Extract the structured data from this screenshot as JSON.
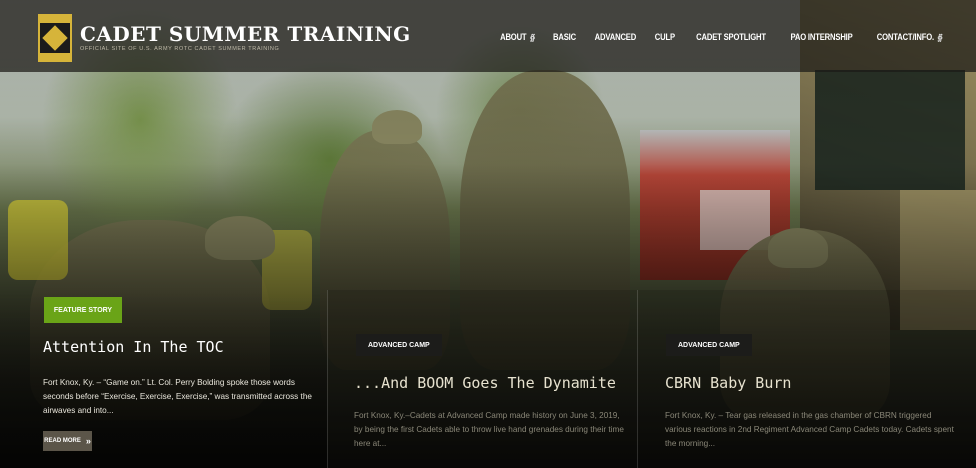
{
  "site": {
    "title": "CADET SUMMER TRAINING",
    "tagline": "OFFICIAL SITE OF U.S. ARMY ROTC CADET SUMMER TRAINING"
  },
  "nav": {
    "items": [
      {
        "label": "ABOUT",
        "has_dropdown": true
      },
      {
        "label": "BASIC",
        "has_dropdown": false
      },
      {
        "label": "ADVANCED",
        "has_dropdown": false
      },
      {
        "label": "CULP",
        "has_dropdown": false
      },
      {
        "label": "CADET SPOTLIGHT",
        "has_dropdown": false
      },
      {
        "label": "PAO INTERNSHIP",
        "has_dropdown": false
      },
      {
        "label": "CONTACT/INFO.",
        "has_dropdown": true
      }
    ],
    "dropdown_icon": "chevron-down-icon"
  },
  "cards": [
    {
      "tag": "FEATURE STORY",
      "title": "Attention In The TOC",
      "excerpt": "Fort Knox, Ky. – “Game on.” Lt. Col. Perry Bolding spoke those words seconds before “Exercise, Exercise, Exercise,” was transmitted across the airwaves and into...",
      "read_more": "READ MORE",
      "read_more_icon": "double-chevron-right-icon"
    },
    {
      "tag": "ADVANCED CAMP",
      "title": "...And BOOM Goes The Dynamite",
      "excerpt": "Fort Knox, Ky.–Cadets at Advanced Camp made history on June 3, 2019, by being the first Cadets able to throw live hand grenades during their time here at..."
    },
    {
      "tag": "ADVANCED CAMP",
      "title": "CBRN Baby Burn",
      "excerpt": "Fort Knox, Ky. – Tear gas released in the gas chamber of CBRN triggered various reactions in 2nd Regiment Advanced Camp Cadets today. Cadets spent the morning..."
    }
  ],
  "colors": {
    "feature_tag": "#6aa417",
    "logo_gold": "#d6b43a",
    "header_bg": "#1c1a16"
  }
}
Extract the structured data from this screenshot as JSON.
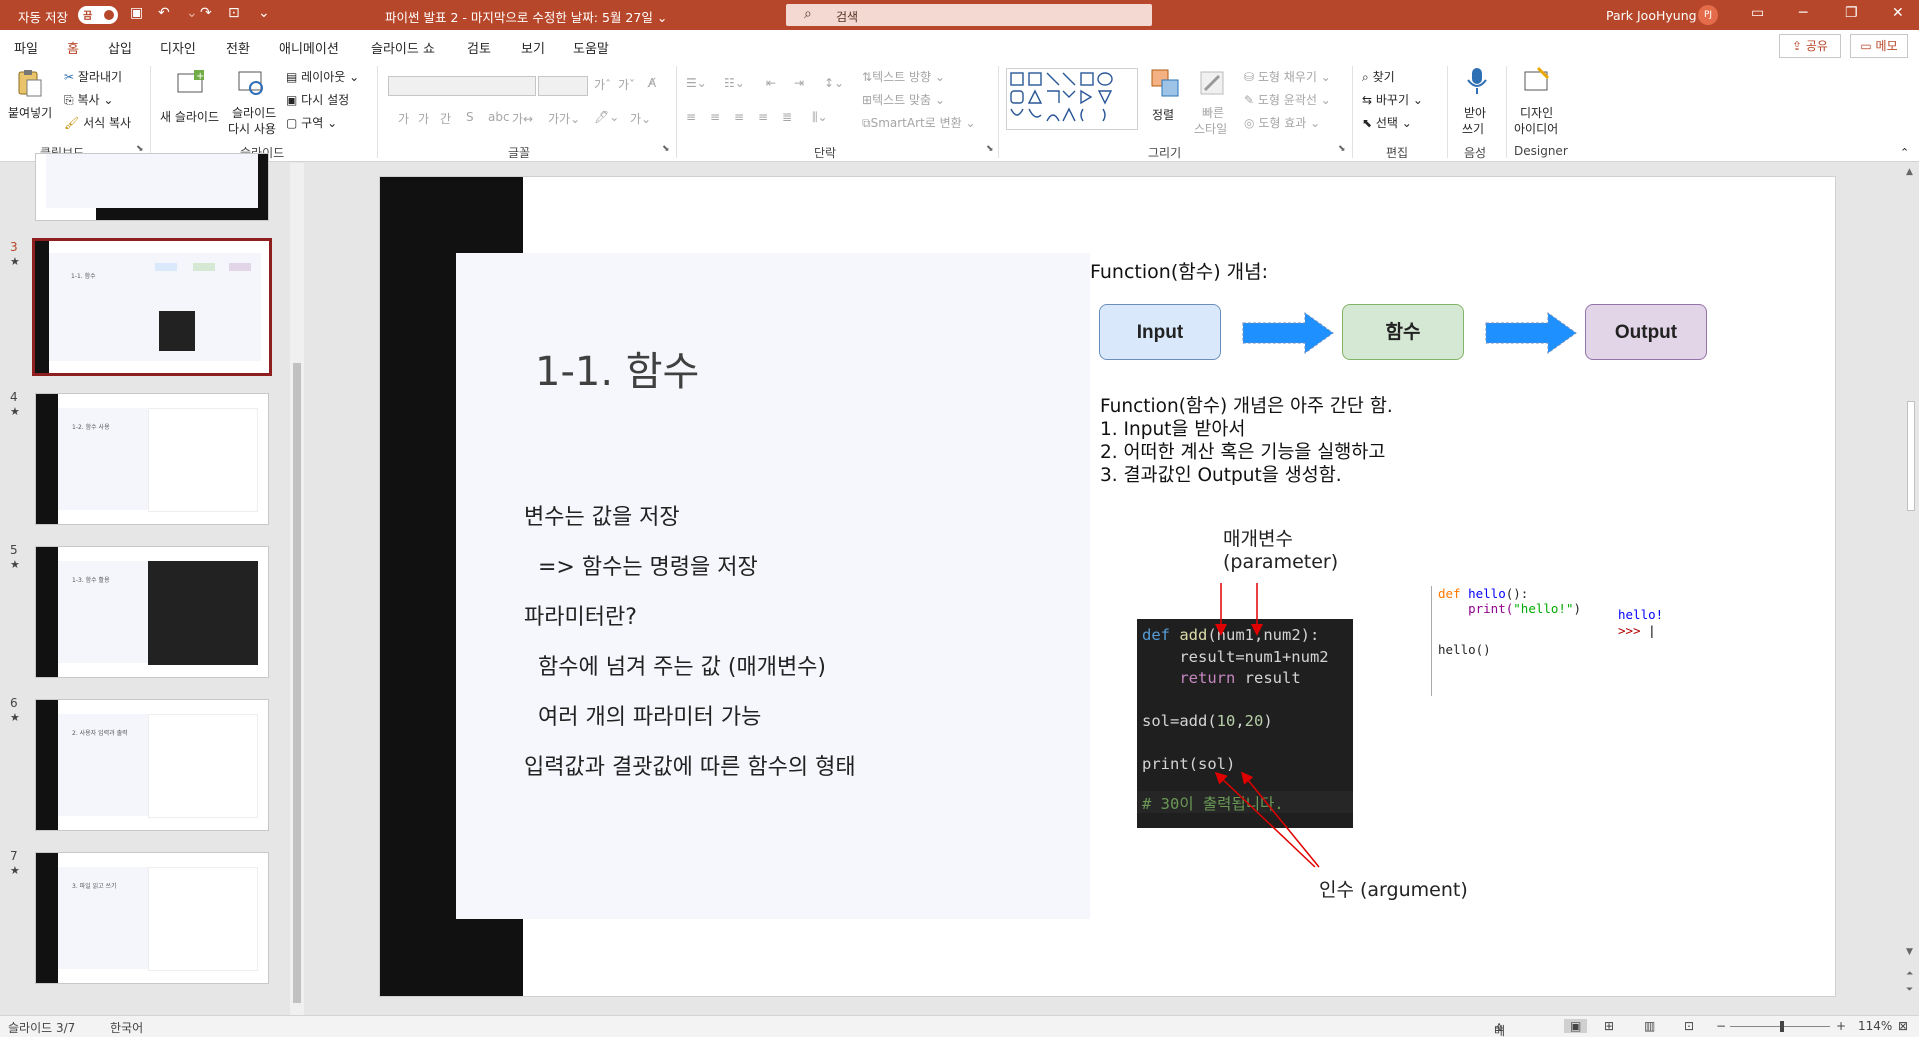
{
  "titlebar": {
    "autosave_label": "자동 저장",
    "autosave_state": "끔",
    "doc_title": "파이썬 발표 2 - 마지막으로 수정한 날짜: 5월 27일",
    "doc_title_caret": "⌄",
    "search_placeholder": "검색",
    "user_name": "Park JooHyung",
    "user_initials": "PJ"
  },
  "tabs": [
    "파일",
    "홈",
    "삽입",
    "디자인",
    "전환",
    "애니메이션",
    "슬라이드 쇼",
    "검토",
    "보기",
    "도움말"
  ],
  "active_tab": "홈",
  "share_label": "공유",
  "memo_label": "메모",
  "ribbon": {
    "clipboard": {
      "paste": "붙여넣기",
      "cut": "잘라내기",
      "copy": "복사",
      "format_painter": "서식 복사",
      "group": "클립보드"
    },
    "slides": {
      "new_slide": "새 슬라이드",
      "reuse_slide_1": "슬라이드",
      "reuse_slide_2": "다시 사용",
      "layout": "레이아웃",
      "reset": "다시 설정",
      "section": "구역",
      "group": "슬라이드"
    },
    "font": {
      "group": "글꼴"
    },
    "paragraph": {
      "text_direction": "텍스트 방향",
      "align_text": "텍스트 맞춤",
      "smartart": "SmartArt로 변환",
      "group": "단락"
    },
    "drawing": {
      "arrange": "정렬",
      "quick_styles_1": "빠른",
      "quick_styles_2": "스타일",
      "shape_fill": "도형 채우기",
      "shape_outline": "도형 윤곽선",
      "shape_effects": "도형 효과",
      "group": "그리기"
    },
    "editing": {
      "find": "찾기",
      "replace": "바꾸기",
      "select": "선택",
      "group": "편집"
    },
    "voice": {
      "dictate_1": "받아",
      "dictate_2": "쓰기",
      "group": "음성"
    },
    "designer": {
      "ideas_1": "디자인",
      "ideas_2": "아이디어",
      "group": "Designer"
    }
  },
  "thumbnails": [
    {
      "num": "3",
      "star": "★",
      "title": "1-1. 함수"
    },
    {
      "num": "4",
      "star": "★",
      "title": "1-2. 함수 사용"
    },
    {
      "num": "5",
      "star": "★",
      "title": "1-3. 함수 활용"
    },
    {
      "num": "6",
      "star": "★",
      "title": "2. 사용자 입력과 출력"
    },
    {
      "num": "7",
      "star": "★",
      "title": "3. 파일 읽고 쓰기"
    }
  ],
  "slide": {
    "title": "1-1. 함수",
    "body": [
      "변수는 값을 저장",
      "  => 함수는 명령을 저장",
      "파라미터란?",
      "  함수에 넘겨 주는 값 (매개변수)",
      "  여러 개의 파라미터 가능",
      "입력값과 결괏값에 따른 함수의 형태"
    ],
    "fn_heading": "Function(함수) 개념:",
    "flow": [
      "Input",
      "함수",
      "Output"
    ],
    "desc": [
      "Function(함수) 개념은 아주 간단 함.",
      "1. Input을 받아서",
      "2. 어떠한 계산 혹은 기능을 실행하고",
      "3. 결과값인 Output을 생성함."
    ],
    "param_label_1": "매개변수",
    "param_label_2": "(parameter)",
    "arg_label": "인수 (argument)",
    "code": {
      "l1_def": "def ",
      "l1_fn": "add",
      "l1_rest": "(num1,num2):",
      "l2": "    result=num1+num2",
      "l3_kw": "    return",
      "l3_rest": " result",
      "l5_a": "sol=add(",
      "l5_n1": "10",
      "l5_c": ",",
      "l5_n2": "20",
      "l5_e": ")",
      "l7": "print(sol)",
      "l9": "# 30이 출력됩니다."
    },
    "idle": {
      "l1_def": "def ",
      "l1_fn": "hello",
      "l1_rest": "():",
      "l2_a": "    print(",
      "l2_s": "\"hello!\"",
      "l2_e": ")",
      "l4": "hello()",
      "out": "hello!",
      "prompt": ">>> "
    }
  },
  "status": {
    "slide_info": "슬라이드 3/7",
    "language": "한국어",
    "notes": "메모",
    "zoom": "114%"
  }
}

- [AIM]
Report how many lines of the records above contain the word "icon", and give only that number.

- [CORRECT RESPONSE]
2